=== What to work on ===
A) Answer the following questions using the monastery text, giving each answer on its own line with the matching mark.
(i) Who owned the property on which the monastery was built?
(ii) In what year was the structure refurbished?
(iii) How many Tuscan order granite columns stood in the central cloister of the newly constructed monastery?
B) For each statement below, state whether it agrees with the monastery text, and support each yes or no with the decisive words of the text, quoted exactly.
(i) The original building had a cloister.
(ii) Fray Alonso died in Alconchel in 1569.
(iii) The granite well was built outdoors.
C) Reproduce the passage of the monastery text from the words "The property on" up to and including the words "and the vestry.".

=== Source text ===
--- START ---

The property on which the monastery was built belonged to Juan Velázquez Dávila, who offered to bear the cost of building and maintaining the convent, provided that the building was located on his property. The structure was built on an ancient chapel dedicated to Saint Isidore, believed to have formerly belonged to the Templars. The construction featured a narrow building with a single nave, separated into three sections, which had no more than two small rooms and no cloister. The upper section was divided into seven cells, which included the refectory, a kitchen, an office and the vestry.

Fray Alonso remained Guardian of the Convent for seven years. He was later sent to Rocamadour, Salvatierra de Santiago and Alconchel, where he died in 1569. The Definitorios Provinciales (an entity that makes religious decisions) of 1557 and 1559 were held in the San Isidro de Loriana monastery. In one of those sessions Franciscan friar, San Pedro de Alcántara, was elected Provincial Commissioner.

===Refurbishment===
Its location in close proximity to the river resulted in exposure to high humidity and eventual deterioration. The structure was refurbished in 1605 and relocated to safer and higher ground. New construction techniques were employed, that reflected its geographical proximity to the Portuguese border. Indigenous slate material was used in its construction, and involved masonry, brick and ashlar stones. It maintained the simplicity and frugality characteristic of the Franciscan order.

The newly constructed monastery had a small 5x5 meter central cloister with eight Tuscan order granite columns supporting eight arches. This formed the lower gallery of the courtyard. The upper gallery was composed of an equal number of arcs. A granite well made of square curbstone was built indoors in the center of the courtyard. There is also an upper floor where the bedrooms of the Franciscans were located.

--- END ---

=== Records supplied ===

--- START ---

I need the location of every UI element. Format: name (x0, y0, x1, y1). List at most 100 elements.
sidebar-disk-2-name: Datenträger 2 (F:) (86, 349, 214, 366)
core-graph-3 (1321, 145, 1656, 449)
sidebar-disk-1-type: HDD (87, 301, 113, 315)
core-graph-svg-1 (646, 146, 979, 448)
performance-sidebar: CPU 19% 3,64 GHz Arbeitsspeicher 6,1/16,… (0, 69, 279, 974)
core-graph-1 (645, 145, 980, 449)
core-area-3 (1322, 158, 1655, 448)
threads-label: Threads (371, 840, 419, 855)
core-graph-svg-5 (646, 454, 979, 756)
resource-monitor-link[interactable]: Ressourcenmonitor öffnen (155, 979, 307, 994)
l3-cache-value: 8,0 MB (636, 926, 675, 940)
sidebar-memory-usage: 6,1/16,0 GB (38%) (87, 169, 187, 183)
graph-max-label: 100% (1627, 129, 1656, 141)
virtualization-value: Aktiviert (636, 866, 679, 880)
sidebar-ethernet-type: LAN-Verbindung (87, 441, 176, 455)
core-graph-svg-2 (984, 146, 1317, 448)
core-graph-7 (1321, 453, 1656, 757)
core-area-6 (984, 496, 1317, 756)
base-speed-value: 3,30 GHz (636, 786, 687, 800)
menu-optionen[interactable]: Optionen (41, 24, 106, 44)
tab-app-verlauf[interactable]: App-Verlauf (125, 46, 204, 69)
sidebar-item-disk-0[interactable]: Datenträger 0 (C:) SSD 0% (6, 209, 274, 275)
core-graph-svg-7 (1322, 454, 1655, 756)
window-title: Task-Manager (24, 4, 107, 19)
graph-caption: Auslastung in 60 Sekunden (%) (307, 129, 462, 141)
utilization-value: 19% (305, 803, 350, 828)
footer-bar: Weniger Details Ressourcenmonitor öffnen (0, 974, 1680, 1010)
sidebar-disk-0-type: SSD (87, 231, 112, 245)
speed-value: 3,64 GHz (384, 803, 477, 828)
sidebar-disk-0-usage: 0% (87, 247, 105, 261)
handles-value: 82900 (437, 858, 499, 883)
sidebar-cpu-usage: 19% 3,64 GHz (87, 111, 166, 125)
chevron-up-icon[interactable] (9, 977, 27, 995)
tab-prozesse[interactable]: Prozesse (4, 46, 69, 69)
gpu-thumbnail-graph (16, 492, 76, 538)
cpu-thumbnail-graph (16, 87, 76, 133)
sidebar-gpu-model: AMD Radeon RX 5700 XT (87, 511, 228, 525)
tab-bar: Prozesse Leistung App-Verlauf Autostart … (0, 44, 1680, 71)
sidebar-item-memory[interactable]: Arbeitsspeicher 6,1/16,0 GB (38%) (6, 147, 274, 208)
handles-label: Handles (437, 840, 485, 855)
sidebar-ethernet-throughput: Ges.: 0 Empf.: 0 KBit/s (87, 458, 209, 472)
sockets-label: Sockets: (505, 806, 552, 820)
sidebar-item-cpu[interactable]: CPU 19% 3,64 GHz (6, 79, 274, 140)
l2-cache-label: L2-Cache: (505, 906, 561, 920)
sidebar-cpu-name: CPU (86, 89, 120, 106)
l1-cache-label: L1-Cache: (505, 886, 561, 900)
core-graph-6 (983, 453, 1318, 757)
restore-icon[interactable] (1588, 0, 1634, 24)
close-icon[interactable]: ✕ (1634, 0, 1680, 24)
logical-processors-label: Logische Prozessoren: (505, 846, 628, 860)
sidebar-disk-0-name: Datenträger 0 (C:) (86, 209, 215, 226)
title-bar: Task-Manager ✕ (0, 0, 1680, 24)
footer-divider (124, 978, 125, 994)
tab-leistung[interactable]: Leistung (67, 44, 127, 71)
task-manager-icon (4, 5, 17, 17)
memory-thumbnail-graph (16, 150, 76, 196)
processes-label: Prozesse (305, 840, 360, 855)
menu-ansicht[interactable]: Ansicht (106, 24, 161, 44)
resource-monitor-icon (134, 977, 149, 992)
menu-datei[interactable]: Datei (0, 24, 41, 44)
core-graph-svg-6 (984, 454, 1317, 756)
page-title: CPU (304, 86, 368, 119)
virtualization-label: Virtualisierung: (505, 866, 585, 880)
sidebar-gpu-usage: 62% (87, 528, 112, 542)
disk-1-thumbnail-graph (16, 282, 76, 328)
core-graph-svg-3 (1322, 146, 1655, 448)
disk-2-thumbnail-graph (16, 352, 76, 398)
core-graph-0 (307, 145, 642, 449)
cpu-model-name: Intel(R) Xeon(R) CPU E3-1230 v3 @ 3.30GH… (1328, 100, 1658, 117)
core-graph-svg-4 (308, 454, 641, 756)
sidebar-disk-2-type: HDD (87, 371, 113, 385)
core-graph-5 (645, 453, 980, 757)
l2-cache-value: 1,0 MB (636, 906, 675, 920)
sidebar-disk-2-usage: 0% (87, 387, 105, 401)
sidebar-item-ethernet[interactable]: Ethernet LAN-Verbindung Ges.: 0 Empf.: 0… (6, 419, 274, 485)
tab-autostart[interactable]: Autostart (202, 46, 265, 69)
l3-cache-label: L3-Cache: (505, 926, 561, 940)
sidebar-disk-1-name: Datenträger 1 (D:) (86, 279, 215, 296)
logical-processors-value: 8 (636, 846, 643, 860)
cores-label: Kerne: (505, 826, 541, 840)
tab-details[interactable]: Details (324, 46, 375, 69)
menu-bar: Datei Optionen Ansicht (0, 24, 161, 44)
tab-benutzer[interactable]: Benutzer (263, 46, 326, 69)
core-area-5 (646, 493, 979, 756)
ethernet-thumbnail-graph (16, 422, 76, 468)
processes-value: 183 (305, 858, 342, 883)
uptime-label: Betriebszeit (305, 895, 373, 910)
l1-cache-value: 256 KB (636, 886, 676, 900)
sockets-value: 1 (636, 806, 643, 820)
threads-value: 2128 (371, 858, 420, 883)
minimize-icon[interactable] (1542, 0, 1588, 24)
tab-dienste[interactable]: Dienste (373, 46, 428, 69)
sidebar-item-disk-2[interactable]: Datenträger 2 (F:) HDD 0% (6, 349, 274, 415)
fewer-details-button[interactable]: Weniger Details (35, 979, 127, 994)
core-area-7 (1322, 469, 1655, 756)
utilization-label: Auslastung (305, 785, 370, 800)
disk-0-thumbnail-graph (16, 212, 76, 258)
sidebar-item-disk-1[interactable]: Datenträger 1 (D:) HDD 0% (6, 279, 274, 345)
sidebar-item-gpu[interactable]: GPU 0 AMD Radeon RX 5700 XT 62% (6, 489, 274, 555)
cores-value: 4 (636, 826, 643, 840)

--- END ---

=== Answers ===
A)
(i) Juan Velázquez Dávila
(ii) 1605
(iii) Eight

B)
(i) No: "which had no more than two small rooms and no cloister"
(ii) Yes: "Alconchel, where he died in 1569"
(iii) No: "A granite well made of square curbstone was built indoors in the center of the courtyard."

C)
The property on which the monastery was built belonged to Juan Velázquez Dávila, who offered to bear the cost of building and maintaining the convent, provided that the building was located on his property. The structure was built on an ancient chapel dedicated to Saint Isidore, believed to have formerly belonged to the Templars. The construction featured a narrow building with a single nave, separated into three sections, which had no more than two small rooms and no cloister. The upper section was divided into seven cells, which included the refectory, a kitchen, an office and the vestry.